Data provided:
◇ ◇ ◇ ◇ ◇

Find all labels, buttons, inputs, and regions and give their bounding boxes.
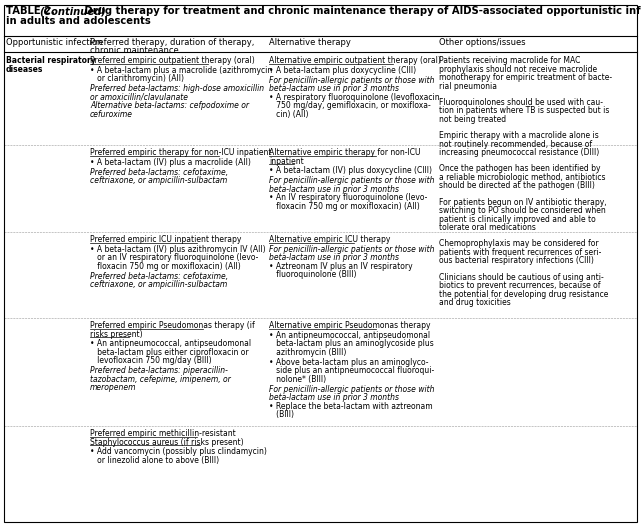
Text: side plus an antipneumococcal fluoroqui-: side plus an antipneumococcal fluoroqui- [269,366,434,375]
Text: levofloxacin 750 mg/day (BIII): levofloxacin 750 mg/day (BIII) [90,357,212,366]
Text: Drug therapy for treatment and chronic maintenance therapy of AIDS-associated op: Drug therapy for treatment and chronic m… [81,6,641,16]
Text: Empiric therapy with a macrolide alone is: Empiric therapy with a macrolide alone i… [439,131,599,140]
Text: ceftriaxone, or ampicillin-sulbactam: ceftriaxone, or ampicillin-sulbactam [90,280,228,289]
Text: Alternative empiric outpatient therapy (oral): Alternative empiric outpatient therapy (… [269,56,441,65]
Text: • A beta-lactam (IV) plus a macrolide (AII): • A beta-lactam (IV) plus a macrolide (A… [90,158,251,167]
Text: in adults and adolescents: in adults and adolescents [6,16,151,26]
Text: 750 mg/day, gemifloxacin, or moxifloxa-: 750 mg/day, gemifloxacin, or moxifloxa- [269,101,431,110]
Text: ous bacterial respiratory infections (CIII): ous bacterial respiratory infections (CI… [439,256,594,265]
Text: • Replace the beta-lactam with aztreonam: • Replace the beta-lactam with aztreonam [269,401,433,411]
Text: azithromycin (BIII): azithromycin (BIII) [269,348,346,357]
Text: Chemoprophylaxis may be considered for: Chemoprophylaxis may be considered for [439,239,599,248]
Text: patients with frequent recurrences of seri-: patients with frequent recurrences of se… [439,248,601,257]
Text: • Aztreonam IV plus an IV respiratory: • Aztreonam IV plus an IV respiratory [269,262,413,271]
Text: the potential for developing drug resistance: the potential for developing drug resist… [439,290,608,299]
Text: (BIII): (BIII) [269,410,294,419]
Text: floxacin 750 mg or moxifloxacin) (AII): floxacin 750 mg or moxifloxacin) (AII) [269,201,420,211]
Text: Patients receiving macrolide for MAC: Patients receiving macrolide for MAC [439,56,580,65]
Text: Preferred empiric outpatient therapy (oral): Preferred empiric outpatient therapy (or… [90,56,254,65]
Text: Preferred therapy, duration of therapy,: Preferred therapy, duration of therapy, [90,38,254,47]
Text: Staphylococcus aureus (if risks present): Staphylococcus aureus (if risks present) [90,438,244,447]
Text: cin) (AII): cin) (AII) [269,110,308,119]
Text: ceftriaxone, or ampicillin-sulbactam: ceftriaxone, or ampicillin-sulbactam [90,176,228,185]
Text: tazobactam, cefepime, imipenem, or: tazobactam, cefepime, imipenem, or [90,375,231,383]
Text: beta-lactam plus an aminoglycoside plus: beta-lactam plus an aminoglycoside plus [269,339,434,348]
Text: switching to PO should be considered when: switching to PO should be considered whe… [439,206,606,215]
Text: • A beta-lactam plus a macrolide (azithromycin: • A beta-lactam plus a macrolide (azithr… [90,66,272,75]
Text: Preferred empiric Pseudomonas therapy (if: Preferred empiric Pseudomonas therapy (i… [90,321,254,330]
Text: For penicillin-allergic patients or those with: For penicillin-allergic patients or thos… [269,76,435,85]
Text: • An IV respiratory fluoroquinolone (levo-: • An IV respiratory fluoroquinolone (lev… [269,193,428,202]
Text: fluoroquinolone (BIII): fluoroquinolone (BIII) [269,270,356,279]
Text: • A beta-lactam (IV) plus azithromycin IV (AII): • A beta-lactam (IV) plus azithromycin I… [90,245,265,254]
Text: or linezolid alone to above (BIII): or linezolid alone to above (BIII) [90,456,219,465]
Text: Fluoroquinolones should be used with cau-: Fluoroquinolones should be used with cau… [439,98,603,107]
Text: beta-lactam use in prior 3 months: beta-lactam use in prior 3 months [269,84,399,93]
Text: For patients begun on IV antibiotic therapy,: For patients begun on IV antibiotic ther… [439,198,606,207]
Text: Alternative beta-lactams: cefpodoxime or: Alternative beta-lactams: cefpodoxime or [90,101,249,110]
Text: Opportunistic infection: Opportunistic infection [6,38,103,47]
Text: TABLE 2.: TABLE 2. [6,6,58,16]
Text: monotherapy for empiric treatment of bacte-: monotherapy for empiric treatment of bac… [439,73,612,82]
Text: patient is clinically improved and able to: patient is clinically improved and able … [439,215,595,224]
Text: Preferred beta-lactams: high-dose amoxicillin: Preferred beta-lactams: high-dose amoxic… [90,84,264,93]
Text: cefuroxime: cefuroxime [90,110,133,119]
Text: • Above beta-lactam plus an aminoglyco-: • Above beta-lactam plus an aminoglyco- [269,358,428,367]
Text: increasing pneumococcal resistance (DIII): increasing pneumococcal resistance (DIII… [439,148,599,157]
Text: • An antipneumococcal, antipseudomonal: • An antipneumococcal, antipseudomonal [90,339,251,348]
Text: • A beta-lactam (IV) plus doxycycline (CIII): • A beta-lactam (IV) plus doxycycline (C… [269,166,432,175]
Text: For penicillin-allergic patients or those with: For penicillin-allergic patients or thos… [269,245,435,254]
Text: or clarithromycin) (AII): or clarithromycin) (AII) [90,74,184,83]
Text: For penicillin-allergic patients or those with: For penicillin-allergic patients or thos… [269,385,435,393]
Text: Alternative empiric Pseudomonas therapy: Alternative empiric Pseudomonas therapy [269,321,431,330]
Text: tolerate oral medications: tolerate oral medications [439,223,536,232]
Text: meropenem: meropenem [90,383,137,392]
Text: prophylaxis should not receive macrolide: prophylaxis should not receive macrolide [439,65,597,74]
Text: rial pneumonia: rial pneumonia [439,82,497,90]
Text: Clinicians should be cautious of using anti-: Clinicians should be cautious of using a… [439,272,604,281]
Text: not being treated: not being treated [439,115,506,124]
Text: and drug toxicities: and drug toxicities [439,298,511,307]
Text: or amoxicillin/clavulanate: or amoxicillin/clavulanate [90,93,188,102]
Text: beta-lactam use in prior 3 months: beta-lactam use in prior 3 months [269,254,399,262]
Text: • A respiratory fluoroquinolone (levofloxacin: • A respiratory fluoroquinolone (levoflo… [269,93,440,102]
Text: Alternative empiric ICU therapy: Alternative empiric ICU therapy [269,235,390,244]
Text: not routinely recommended, because of: not routinely recommended, because of [439,139,592,148]
Text: • A beta-lactam plus doxycycline (CIII): • A beta-lactam plus doxycycline (CIII) [269,66,416,75]
Text: Preferred empiric methicillin-resistant: Preferred empiric methicillin-resistant [90,429,236,438]
Text: Preferred empiric therapy for non-ICU inpatient: Preferred empiric therapy for non-ICU in… [90,148,272,157]
Text: or an IV respiratory fluoroquinolone (levo-: or an IV respiratory fluoroquinolone (le… [90,254,258,262]
Text: floxacin 750 mg or moxifloxacin) (AII): floxacin 750 mg or moxifloxacin) (AII) [90,262,241,271]
Text: risks present): risks present) [90,329,143,339]
Text: Alternative therapy: Alternative therapy [269,38,351,47]
Text: beta-lactam plus either ciprofloxacin or: beta-lactam plus either ciprofloxacin or [90,348,249,357]
Text: diseases: diseases [6,65,44,74]
Text: • An antipneumococcal, antipseudomonal: • An antipneumococcal, antipseudomonal [269,331,430,340]
Text: biotics to prevent recurrences, because of: biotics to prevent recurrences, because … [439,281,601,290]
Text: should be directed at the pathogen (BIII): should be directed at the pathogen (BIII… [439,181,595,190]
Text: For penicillin-allergic patients or those with: For penicillin-allergic patients or thos… [269,176,435,185]
Text: Alternative empiric therapy for non-ICU: Alternative empiric therapy for non-ICU [269,148,420,157]
Text: Preferred empiric ICU inpatient therapy: Preferred empiric ICU inpatient therapy [90,235,242,244]
Text: chronic maintenance: chronic maintenance [90,46,179,55]
Text: • Add vancomycin (possibly plus clindamycin): • Add vancomycin (possibly plus clindamy… [90,447,267,457]
Text: Preferred beta-lactams: piperacillin-: Preferred beta-lactams: piperacillin- [90,366,228,375]
Text: nolone* (BIII): nolone* (BIII) [269,375,326,383]
Text: (Continued): (Continued) [40,6,106,16]
Text: beta-lactam use in prior 3 months: beta-lactam use in prior 3 months [269,393,399,402]
Text: Other options/issues: Other options/issues [439,38,526,47]
Text: Preferred beta-lactams: cefotaxime,: Preferred beta-lactams: cefotaxime, [90,168,228,177]
Text: Preferred beta-lactams: cefotaxime,: Preferred beta-lactams: cefotaxime, [90,271,228,281]
Text: tion in patients where TB is suspected but is: tion in patients where TB is suspected b… [439,106,610,115]
Text: Once the pathogen has been identified by: Once the pathogen has been identified by [439,164,601,173]
Text: beta-lactam use in prior 3 months: beta-lactam use in prior 3 months [269,185,399,194]
Text: inpatient: inpatient [269,157,304,166]
Text: Bacterial respiratory: Bacterial respiratory [6,56,96,65]
Text: a reliable microbiologic method, antibiotics: a reliable microbiologic method, antibio… [439,173,606,182]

◇ ◇ ◇ ◇ ◇

Brief:
Only lines containing the string "levofloxacin" belong in the answer; find them in the data above and copy them.

Exercise response:
Text: levofloxacin 750 mg/day (BIII): levofloxacin 750 mg/day (BIII) [90,357,212,366]
Text: • A respiratory fluoroquinolone (levofloxacin: • A respiratory fluoroquinolone (levoflo… [269,93,440,102]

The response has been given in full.